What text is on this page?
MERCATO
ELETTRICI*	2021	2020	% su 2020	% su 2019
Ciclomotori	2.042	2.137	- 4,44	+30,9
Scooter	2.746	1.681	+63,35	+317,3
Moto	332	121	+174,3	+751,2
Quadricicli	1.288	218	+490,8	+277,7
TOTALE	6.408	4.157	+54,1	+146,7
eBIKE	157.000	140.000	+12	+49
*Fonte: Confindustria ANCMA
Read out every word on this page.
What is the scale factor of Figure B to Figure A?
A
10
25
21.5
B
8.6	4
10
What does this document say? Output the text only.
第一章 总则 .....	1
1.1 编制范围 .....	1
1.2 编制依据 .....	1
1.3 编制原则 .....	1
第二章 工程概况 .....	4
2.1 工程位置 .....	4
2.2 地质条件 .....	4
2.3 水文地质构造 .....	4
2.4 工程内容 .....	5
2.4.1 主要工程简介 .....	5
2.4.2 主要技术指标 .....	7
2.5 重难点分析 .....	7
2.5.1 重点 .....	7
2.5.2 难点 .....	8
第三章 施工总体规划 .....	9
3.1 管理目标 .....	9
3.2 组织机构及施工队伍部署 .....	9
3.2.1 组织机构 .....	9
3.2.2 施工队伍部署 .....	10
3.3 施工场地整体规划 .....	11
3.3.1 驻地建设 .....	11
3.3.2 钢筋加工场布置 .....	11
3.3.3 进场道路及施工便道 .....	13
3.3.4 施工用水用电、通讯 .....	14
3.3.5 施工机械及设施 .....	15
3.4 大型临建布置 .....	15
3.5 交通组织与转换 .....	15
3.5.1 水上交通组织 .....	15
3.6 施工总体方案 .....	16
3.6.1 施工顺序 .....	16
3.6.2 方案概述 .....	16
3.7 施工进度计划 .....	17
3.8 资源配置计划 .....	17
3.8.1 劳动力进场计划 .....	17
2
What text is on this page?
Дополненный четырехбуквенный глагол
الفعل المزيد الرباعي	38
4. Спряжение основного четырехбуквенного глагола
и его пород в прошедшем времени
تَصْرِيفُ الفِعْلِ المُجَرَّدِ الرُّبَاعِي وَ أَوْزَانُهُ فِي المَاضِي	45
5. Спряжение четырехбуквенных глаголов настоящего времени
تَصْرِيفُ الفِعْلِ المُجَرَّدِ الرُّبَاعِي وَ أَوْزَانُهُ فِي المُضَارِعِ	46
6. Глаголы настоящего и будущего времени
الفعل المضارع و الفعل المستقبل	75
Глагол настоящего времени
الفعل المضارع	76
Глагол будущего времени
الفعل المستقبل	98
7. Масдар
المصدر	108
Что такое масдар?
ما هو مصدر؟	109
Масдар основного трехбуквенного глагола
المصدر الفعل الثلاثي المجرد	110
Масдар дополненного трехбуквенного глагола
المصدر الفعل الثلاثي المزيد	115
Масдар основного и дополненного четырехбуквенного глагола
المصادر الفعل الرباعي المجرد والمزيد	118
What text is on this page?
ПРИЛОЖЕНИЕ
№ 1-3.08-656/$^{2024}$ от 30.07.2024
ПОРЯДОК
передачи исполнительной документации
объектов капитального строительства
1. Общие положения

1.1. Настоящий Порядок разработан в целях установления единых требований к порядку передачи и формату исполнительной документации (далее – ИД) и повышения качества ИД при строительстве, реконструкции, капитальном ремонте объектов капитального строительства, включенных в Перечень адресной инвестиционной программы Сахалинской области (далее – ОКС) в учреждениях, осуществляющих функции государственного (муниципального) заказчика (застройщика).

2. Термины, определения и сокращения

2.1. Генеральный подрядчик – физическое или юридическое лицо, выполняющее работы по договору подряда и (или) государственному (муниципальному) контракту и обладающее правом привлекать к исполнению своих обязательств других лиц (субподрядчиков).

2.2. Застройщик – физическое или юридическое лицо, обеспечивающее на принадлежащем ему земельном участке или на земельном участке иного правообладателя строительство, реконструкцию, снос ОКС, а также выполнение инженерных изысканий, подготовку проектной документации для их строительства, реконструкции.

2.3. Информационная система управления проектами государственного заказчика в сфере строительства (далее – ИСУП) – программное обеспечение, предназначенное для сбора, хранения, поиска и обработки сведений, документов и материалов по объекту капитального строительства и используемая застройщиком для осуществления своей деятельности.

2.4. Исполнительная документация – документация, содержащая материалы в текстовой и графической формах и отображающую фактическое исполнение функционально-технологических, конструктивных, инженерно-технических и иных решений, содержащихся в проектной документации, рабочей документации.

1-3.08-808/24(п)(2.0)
#####
» Task description
Only lines that contain the word "المجرد" are wanted; copy each of them.

» Written answer
المصدر الفعل الثلاثي المجرد	110
المصادر الفعل الرباعي المجرد والمزيد	118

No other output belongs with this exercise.